> **WHAT TO WORK ON**:
**a)** Print the portion of the article on enforcing participation until 18 from "Its stand-out recommendation" to "the report said.".
**b)** According to the article on enforcing participation until 18, who wrote the report titled "Mending the gap"?
**c)** In the article on enforcing participation until 18, condense the paragraph beginning "The boss of the Association of Colleges" into a shorter version that keeps its main facts.

> **GIVEN PASSAGE**:
_ _ _ _ _

Enforcement measures should be introduced to make sure that 16-to-18-year-olds participate in education and training, a leading sector figure has said.

The controversial proposal, which would see parents legally bound to ensure their children’s attendance, has split the sector.

The boss of the Association of Colleges, David Hughes, has said the idea deserves “serious consideration”, but his counterparts at the Association of Employment and Learning Providers and the Sixth-Form Colleges Association have lined up next to the former schools minister David Laws to condemn it.

The proposal was made in report from the NCFE and the Campaign for Learning written by New College Durham principal John Widdowson, and entitled ‘Mending the gap: Are the needs of 16- to 18-year-olds being met?

Its stand-out recommendation is for the government to extend the legal duty on parents, which currently applies for children aged under 16, to make sure learners participate in education and training until 18.

David Hughes

“Sanctions should be introduced as a last resort to ensure young people and parents support the duty to participate, not to criminalise young people, but ensure cases of non-participation are highlighted to ministers to stimulate necessary policy change,” the report said.

In 2007, the Labour education secretary Alan Johnson announced in a green paper that participation in education and training should continue until 18.

This was subsequently legislated, and is referred to as “raising the age of participation” or RPA.

Mr Widdowson’s new report criticises the ways “successive governments” have “turned a blind eye” since then.

_ _ _ _ _

> **Layout element annotations**:
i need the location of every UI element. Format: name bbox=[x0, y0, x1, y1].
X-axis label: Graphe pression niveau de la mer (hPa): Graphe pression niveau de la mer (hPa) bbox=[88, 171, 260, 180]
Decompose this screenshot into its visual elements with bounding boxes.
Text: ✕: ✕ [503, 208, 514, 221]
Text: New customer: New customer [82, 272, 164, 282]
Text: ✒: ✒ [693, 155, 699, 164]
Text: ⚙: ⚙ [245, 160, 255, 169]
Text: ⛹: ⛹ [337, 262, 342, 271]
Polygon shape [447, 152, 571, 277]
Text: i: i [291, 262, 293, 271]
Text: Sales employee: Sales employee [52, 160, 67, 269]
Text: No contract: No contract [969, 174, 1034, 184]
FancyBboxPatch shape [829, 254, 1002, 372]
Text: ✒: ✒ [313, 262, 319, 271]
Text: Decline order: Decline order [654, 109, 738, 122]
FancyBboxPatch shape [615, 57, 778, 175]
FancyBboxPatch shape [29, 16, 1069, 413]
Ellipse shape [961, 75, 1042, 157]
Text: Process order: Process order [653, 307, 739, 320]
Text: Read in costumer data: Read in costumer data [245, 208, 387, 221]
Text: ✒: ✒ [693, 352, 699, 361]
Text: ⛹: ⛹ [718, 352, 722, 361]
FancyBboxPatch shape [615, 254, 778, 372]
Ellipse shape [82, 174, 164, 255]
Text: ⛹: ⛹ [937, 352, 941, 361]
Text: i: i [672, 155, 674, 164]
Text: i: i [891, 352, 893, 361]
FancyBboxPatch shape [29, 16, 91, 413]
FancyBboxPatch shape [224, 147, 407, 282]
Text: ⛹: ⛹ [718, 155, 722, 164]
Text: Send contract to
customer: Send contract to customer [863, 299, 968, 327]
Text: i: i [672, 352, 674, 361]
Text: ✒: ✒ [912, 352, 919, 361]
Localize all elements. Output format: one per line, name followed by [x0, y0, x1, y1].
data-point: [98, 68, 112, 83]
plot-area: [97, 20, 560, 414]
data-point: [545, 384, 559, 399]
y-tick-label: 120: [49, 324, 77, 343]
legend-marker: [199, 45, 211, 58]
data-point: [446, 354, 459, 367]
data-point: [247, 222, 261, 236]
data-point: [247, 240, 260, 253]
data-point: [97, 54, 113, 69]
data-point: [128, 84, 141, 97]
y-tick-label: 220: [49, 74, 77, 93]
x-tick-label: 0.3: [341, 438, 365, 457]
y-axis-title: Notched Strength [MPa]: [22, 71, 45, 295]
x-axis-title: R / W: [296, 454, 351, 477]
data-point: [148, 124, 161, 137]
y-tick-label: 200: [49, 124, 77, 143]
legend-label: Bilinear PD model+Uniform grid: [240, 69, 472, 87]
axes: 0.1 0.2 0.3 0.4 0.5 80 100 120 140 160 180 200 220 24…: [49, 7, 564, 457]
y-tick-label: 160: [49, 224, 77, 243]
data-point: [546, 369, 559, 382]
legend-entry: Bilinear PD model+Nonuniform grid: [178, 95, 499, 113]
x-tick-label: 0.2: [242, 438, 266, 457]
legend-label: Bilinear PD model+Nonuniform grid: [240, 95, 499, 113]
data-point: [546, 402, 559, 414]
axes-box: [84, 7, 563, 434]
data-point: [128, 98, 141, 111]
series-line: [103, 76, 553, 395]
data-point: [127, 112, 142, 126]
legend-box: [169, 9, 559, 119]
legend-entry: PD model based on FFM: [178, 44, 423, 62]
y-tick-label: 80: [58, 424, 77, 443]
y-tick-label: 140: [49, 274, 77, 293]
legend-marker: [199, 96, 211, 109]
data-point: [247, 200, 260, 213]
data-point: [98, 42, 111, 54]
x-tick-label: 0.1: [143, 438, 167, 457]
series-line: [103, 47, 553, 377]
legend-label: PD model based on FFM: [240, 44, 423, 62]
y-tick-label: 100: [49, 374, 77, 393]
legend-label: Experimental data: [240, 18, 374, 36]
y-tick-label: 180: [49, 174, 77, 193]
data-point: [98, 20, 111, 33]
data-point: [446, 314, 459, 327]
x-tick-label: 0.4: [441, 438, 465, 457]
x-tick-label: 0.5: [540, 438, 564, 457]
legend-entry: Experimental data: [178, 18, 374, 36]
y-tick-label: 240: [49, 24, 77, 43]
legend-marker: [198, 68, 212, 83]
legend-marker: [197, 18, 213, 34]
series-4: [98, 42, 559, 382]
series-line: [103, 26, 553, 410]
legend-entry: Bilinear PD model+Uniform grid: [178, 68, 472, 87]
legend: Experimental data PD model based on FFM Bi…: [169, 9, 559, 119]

_ _ _ _ _

> **TASK RESULTS**:
**a)**
Its stand-out recommendation is for the government to extend the legal duty on parents, which currently applies for children aged under 16, to make sure learners participate in education and training until 18.

David Hughes

“Sanctions should be introduced as a last resort to ensure young people and parents support the duty to participate, not to criminalise young people, but ensure cases of non-participation are highlighted to ministers to stimulate necessary policy change,” the report said.

**b)** John Widdowson, principal of New College Durham.

**c)** David Hughes of the Association of Colleges says the idea deserves serious consideration. The heads of the Association of Employment and Learning Providers and the Sixth-Form Colleges Association have joined former schools minister David Laws in condemning it.